- **Work required**
Look through the listing below and report how many lines contain "Thread", as a bare number.

- **Materials provided**
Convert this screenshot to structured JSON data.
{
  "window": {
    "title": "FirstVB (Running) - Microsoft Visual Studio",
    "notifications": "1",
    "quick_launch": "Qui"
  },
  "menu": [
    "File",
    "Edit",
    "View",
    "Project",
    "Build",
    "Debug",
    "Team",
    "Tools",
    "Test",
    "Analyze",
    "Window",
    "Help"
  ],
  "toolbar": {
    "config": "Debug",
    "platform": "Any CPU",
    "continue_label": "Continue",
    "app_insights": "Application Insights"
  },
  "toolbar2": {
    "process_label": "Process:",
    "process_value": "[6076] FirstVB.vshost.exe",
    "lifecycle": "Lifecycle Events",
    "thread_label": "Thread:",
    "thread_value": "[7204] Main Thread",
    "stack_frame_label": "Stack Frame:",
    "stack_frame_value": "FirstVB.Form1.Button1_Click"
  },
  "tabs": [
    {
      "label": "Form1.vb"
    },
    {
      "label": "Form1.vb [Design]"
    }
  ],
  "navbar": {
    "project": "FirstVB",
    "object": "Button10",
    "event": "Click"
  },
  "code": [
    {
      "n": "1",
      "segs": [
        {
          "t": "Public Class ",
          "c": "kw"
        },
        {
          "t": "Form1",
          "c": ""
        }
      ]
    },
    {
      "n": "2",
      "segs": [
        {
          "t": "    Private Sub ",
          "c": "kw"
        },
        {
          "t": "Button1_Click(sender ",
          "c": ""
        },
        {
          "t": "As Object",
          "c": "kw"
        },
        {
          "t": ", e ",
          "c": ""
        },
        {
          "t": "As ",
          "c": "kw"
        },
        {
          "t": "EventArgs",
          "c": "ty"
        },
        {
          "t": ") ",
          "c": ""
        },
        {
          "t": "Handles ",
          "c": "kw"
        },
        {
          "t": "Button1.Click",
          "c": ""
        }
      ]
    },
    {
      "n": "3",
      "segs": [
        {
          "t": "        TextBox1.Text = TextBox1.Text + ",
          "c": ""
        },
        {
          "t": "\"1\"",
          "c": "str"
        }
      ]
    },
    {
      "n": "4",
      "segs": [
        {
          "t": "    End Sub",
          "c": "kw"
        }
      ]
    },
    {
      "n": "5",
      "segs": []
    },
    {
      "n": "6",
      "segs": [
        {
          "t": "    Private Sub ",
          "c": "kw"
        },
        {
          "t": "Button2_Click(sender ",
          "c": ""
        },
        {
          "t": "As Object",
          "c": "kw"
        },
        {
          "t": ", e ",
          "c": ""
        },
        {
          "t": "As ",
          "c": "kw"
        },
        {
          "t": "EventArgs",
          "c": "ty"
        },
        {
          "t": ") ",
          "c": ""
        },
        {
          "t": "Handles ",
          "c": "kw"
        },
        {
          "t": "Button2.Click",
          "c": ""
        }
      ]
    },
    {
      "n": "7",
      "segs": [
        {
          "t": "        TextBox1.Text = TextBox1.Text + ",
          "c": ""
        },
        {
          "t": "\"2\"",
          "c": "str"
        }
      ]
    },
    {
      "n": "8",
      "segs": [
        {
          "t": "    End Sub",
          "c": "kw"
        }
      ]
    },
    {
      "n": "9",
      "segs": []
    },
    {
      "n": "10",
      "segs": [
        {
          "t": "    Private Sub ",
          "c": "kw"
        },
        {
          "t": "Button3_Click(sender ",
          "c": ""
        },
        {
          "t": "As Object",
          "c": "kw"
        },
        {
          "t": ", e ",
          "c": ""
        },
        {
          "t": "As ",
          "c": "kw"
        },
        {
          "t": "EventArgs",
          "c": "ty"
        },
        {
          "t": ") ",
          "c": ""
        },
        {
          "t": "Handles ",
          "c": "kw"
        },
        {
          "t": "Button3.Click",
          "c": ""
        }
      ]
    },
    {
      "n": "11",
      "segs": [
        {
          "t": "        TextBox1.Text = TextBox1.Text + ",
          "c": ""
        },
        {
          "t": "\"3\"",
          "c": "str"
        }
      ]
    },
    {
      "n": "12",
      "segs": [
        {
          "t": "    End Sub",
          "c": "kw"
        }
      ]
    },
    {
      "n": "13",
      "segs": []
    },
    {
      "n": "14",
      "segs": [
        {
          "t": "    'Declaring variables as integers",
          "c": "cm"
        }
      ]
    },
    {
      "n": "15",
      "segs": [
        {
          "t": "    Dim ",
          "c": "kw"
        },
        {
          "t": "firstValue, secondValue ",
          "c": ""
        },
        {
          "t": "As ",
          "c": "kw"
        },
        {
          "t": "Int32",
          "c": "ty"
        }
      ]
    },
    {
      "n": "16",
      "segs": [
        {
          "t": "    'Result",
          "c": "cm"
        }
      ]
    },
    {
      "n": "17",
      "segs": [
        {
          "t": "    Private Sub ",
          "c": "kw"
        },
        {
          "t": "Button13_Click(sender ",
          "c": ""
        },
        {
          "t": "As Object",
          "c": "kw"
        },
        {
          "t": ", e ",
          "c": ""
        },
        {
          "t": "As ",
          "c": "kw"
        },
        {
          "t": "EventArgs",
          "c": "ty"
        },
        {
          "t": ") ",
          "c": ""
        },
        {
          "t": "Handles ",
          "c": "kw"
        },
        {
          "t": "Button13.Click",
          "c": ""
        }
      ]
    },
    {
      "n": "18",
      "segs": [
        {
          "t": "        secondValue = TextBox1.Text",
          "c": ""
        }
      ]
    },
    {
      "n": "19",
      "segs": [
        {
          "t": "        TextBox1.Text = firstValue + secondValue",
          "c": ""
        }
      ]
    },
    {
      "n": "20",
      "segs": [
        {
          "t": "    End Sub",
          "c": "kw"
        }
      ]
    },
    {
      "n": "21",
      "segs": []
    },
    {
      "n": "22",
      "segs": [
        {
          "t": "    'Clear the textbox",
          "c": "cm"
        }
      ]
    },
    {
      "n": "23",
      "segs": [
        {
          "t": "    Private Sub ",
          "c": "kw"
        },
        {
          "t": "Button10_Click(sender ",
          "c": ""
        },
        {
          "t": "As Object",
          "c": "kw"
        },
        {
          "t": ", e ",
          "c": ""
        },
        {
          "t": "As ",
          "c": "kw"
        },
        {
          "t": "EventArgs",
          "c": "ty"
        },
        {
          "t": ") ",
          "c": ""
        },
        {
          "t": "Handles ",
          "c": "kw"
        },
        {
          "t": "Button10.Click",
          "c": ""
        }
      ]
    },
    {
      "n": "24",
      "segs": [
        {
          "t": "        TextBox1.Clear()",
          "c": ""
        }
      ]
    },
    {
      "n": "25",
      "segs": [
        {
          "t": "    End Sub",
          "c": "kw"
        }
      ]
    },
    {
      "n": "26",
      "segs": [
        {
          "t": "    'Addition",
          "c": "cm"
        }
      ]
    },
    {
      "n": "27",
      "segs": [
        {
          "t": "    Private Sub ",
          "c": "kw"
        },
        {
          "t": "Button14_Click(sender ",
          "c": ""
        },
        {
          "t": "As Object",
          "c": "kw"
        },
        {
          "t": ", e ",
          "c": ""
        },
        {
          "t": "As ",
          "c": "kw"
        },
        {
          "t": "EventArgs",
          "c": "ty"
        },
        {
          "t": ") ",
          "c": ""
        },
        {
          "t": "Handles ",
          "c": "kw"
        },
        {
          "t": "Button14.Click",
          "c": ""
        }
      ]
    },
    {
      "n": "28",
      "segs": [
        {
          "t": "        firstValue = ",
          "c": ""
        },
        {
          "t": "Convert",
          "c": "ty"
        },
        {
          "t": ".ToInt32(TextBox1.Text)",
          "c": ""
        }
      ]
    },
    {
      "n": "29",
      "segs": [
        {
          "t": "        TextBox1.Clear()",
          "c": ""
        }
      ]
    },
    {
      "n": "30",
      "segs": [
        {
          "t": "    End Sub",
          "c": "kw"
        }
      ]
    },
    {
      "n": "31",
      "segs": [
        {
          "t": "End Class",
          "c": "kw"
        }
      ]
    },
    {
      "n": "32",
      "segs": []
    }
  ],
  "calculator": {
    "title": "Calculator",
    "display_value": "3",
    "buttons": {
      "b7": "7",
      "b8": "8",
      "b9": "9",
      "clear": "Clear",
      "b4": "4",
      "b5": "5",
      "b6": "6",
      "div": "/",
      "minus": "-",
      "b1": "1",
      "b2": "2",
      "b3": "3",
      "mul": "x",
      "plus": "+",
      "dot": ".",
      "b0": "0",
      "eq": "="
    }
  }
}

- **Exercise solution**
2